DATASET CONTENT —
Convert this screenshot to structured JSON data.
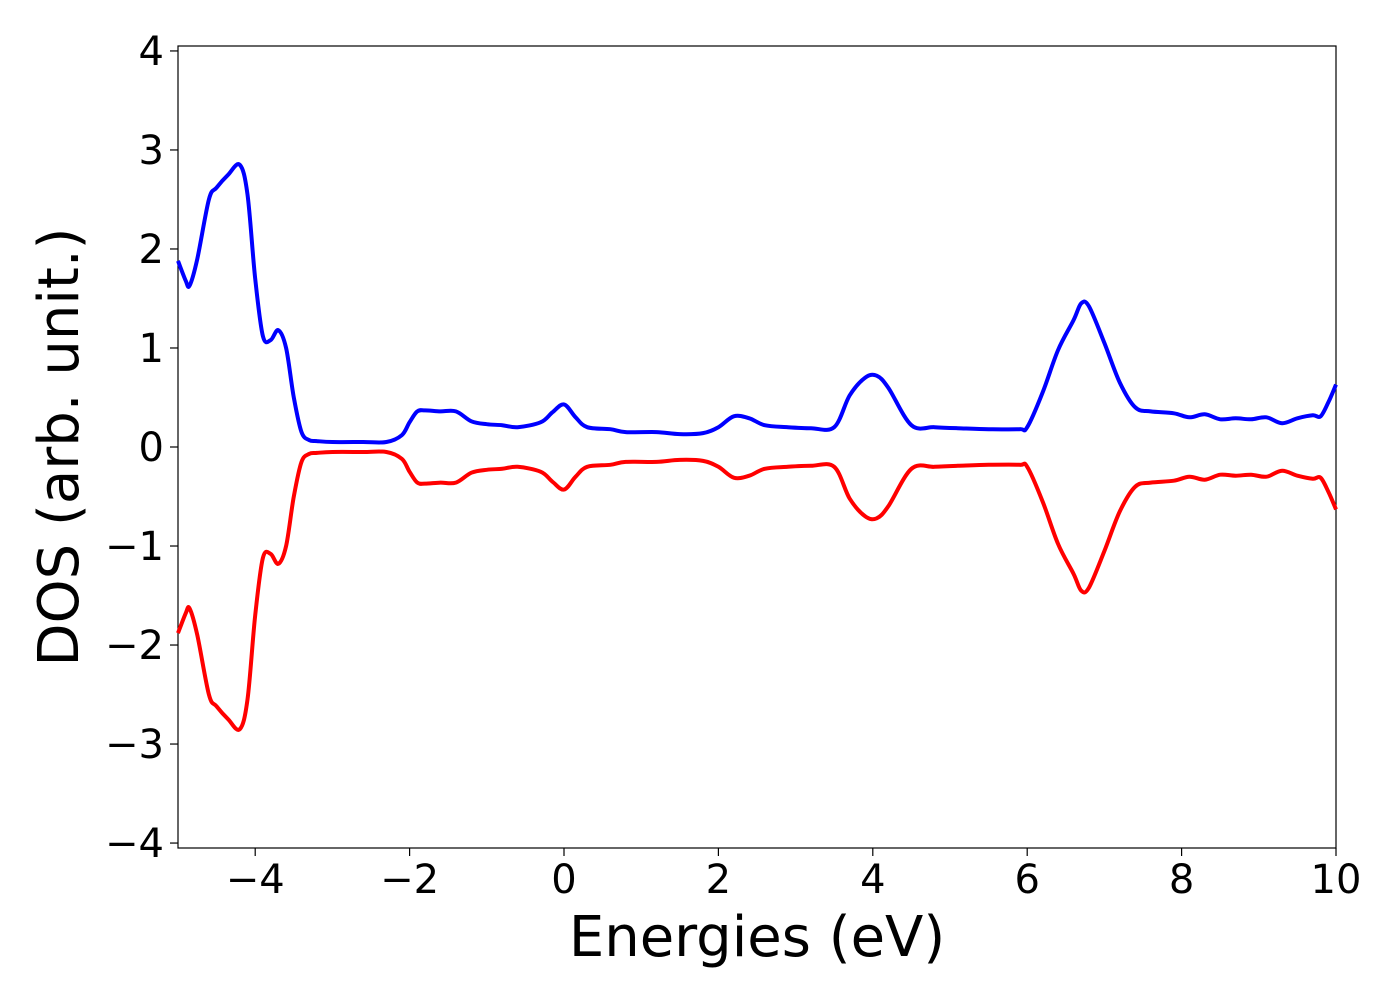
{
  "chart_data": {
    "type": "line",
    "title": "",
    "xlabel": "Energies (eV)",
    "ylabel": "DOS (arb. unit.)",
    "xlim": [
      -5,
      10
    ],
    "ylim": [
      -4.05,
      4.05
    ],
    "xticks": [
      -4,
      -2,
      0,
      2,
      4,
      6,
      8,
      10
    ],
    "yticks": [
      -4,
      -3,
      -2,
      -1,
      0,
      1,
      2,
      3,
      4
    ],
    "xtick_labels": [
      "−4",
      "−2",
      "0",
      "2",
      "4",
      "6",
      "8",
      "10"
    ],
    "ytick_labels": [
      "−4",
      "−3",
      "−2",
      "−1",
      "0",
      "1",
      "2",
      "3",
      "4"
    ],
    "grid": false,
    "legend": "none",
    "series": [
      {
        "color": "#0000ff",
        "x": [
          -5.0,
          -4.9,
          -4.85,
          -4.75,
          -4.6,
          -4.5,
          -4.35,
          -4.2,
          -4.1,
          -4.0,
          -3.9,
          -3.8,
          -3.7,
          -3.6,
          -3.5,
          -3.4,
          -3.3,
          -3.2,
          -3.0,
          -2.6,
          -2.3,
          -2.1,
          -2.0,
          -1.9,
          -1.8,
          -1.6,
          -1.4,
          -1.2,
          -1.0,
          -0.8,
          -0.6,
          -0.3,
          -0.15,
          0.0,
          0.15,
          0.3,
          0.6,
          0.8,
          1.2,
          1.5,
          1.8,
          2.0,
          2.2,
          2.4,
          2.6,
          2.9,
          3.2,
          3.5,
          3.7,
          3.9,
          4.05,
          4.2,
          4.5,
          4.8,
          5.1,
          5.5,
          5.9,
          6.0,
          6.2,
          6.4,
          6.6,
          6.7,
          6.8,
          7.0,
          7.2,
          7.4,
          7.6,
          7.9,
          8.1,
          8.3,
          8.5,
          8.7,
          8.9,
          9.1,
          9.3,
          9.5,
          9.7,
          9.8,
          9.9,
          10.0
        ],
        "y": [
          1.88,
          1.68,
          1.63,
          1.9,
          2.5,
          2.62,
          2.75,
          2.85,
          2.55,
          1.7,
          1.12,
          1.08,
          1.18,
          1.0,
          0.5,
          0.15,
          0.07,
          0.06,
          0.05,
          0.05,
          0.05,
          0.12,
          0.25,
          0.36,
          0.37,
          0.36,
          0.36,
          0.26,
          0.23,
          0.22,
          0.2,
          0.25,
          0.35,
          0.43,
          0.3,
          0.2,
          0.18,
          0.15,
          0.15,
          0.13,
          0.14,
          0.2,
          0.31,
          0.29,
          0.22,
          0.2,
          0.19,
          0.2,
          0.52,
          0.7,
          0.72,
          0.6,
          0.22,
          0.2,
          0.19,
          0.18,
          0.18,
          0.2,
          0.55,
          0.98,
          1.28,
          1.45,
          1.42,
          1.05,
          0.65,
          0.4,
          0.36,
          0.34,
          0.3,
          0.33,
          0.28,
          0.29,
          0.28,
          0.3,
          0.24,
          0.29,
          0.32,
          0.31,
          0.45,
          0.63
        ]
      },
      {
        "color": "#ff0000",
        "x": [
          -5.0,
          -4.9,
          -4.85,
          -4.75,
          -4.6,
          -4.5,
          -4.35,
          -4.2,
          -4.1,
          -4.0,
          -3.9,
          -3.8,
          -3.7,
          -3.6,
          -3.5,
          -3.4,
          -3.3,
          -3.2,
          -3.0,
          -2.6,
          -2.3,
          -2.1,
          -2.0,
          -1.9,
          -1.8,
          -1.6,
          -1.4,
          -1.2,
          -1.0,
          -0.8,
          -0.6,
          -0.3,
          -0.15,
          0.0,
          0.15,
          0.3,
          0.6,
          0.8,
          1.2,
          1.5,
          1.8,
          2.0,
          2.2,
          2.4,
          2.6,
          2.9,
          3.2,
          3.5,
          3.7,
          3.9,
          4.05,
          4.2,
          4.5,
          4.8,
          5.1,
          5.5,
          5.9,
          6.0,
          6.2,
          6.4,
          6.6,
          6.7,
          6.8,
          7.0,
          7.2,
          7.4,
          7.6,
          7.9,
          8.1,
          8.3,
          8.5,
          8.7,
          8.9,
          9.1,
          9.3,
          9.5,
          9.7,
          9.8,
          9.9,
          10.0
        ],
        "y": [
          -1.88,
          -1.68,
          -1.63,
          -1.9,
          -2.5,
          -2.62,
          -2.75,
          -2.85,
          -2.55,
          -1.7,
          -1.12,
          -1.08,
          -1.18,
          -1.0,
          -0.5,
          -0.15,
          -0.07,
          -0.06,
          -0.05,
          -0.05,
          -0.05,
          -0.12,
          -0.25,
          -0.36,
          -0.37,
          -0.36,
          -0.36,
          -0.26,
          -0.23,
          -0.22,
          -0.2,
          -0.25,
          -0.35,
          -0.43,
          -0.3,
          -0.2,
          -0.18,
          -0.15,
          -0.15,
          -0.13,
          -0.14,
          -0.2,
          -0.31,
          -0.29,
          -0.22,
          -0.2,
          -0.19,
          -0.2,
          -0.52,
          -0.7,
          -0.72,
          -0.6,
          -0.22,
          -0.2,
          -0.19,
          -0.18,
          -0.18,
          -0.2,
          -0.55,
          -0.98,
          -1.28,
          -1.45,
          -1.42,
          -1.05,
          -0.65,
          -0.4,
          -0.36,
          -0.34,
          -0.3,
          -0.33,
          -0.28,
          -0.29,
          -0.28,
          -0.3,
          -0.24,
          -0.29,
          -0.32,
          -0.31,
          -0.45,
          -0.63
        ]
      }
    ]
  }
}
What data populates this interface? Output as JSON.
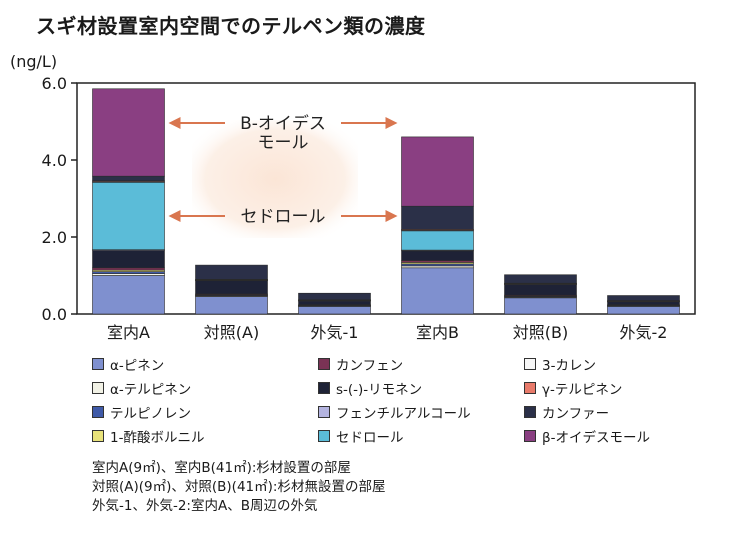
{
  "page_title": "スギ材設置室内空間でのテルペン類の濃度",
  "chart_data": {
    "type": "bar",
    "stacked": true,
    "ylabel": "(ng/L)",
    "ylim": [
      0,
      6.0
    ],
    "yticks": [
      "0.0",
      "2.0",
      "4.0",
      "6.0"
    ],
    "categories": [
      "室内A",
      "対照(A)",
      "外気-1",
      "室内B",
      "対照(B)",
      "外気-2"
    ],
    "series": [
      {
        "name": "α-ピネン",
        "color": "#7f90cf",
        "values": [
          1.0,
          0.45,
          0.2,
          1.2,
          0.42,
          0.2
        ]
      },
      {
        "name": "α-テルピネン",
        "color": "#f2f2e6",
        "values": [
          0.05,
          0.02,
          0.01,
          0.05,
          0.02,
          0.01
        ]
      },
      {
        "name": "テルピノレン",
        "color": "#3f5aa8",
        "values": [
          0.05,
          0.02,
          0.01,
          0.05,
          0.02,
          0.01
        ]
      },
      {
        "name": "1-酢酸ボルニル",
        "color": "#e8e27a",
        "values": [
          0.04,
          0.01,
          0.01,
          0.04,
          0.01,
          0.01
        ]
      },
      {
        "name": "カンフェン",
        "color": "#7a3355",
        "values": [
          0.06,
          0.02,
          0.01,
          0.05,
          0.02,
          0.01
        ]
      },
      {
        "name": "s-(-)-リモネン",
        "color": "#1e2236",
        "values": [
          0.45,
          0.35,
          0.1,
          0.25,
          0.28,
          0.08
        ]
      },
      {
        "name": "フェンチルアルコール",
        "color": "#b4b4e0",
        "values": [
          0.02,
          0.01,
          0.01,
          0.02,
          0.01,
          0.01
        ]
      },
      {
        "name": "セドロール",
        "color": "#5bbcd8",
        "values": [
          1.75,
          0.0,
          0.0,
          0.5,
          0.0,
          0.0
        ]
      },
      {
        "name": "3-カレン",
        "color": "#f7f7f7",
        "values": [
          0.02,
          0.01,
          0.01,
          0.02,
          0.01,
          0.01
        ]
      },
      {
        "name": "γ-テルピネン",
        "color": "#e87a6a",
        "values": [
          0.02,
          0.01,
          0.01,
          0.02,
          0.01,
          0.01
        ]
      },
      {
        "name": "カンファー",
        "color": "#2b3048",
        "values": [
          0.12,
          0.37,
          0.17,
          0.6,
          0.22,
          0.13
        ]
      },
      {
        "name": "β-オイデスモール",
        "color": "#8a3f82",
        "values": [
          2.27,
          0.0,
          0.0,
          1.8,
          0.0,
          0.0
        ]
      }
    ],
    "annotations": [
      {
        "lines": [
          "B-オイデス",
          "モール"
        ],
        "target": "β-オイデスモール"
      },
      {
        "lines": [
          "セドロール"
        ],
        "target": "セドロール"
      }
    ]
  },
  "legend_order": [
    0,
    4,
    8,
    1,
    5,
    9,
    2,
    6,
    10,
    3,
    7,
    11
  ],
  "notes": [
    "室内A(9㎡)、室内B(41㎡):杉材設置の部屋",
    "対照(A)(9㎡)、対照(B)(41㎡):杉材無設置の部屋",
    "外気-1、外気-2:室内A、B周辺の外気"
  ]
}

YOUR OBJECTIVE — Isolate each line of the listing above that includes "name". Copy it.

TASK SOLUTION —
        "name": "α-ピネン",
        "name": "α-テルピネン",
        "name": "テルピノレン",
        "name": "1-酢酸ボルニル",
        "name": "カンフェン",
        "name": "s-(-)-リモネン",
        "name": "フェンチルアルコール",
        "name": "セドロール",
        "name": "3-カレン",
        "name": "γ-テルピネン",
        "name": "カンファー",
        "name": "β-オイデスモール",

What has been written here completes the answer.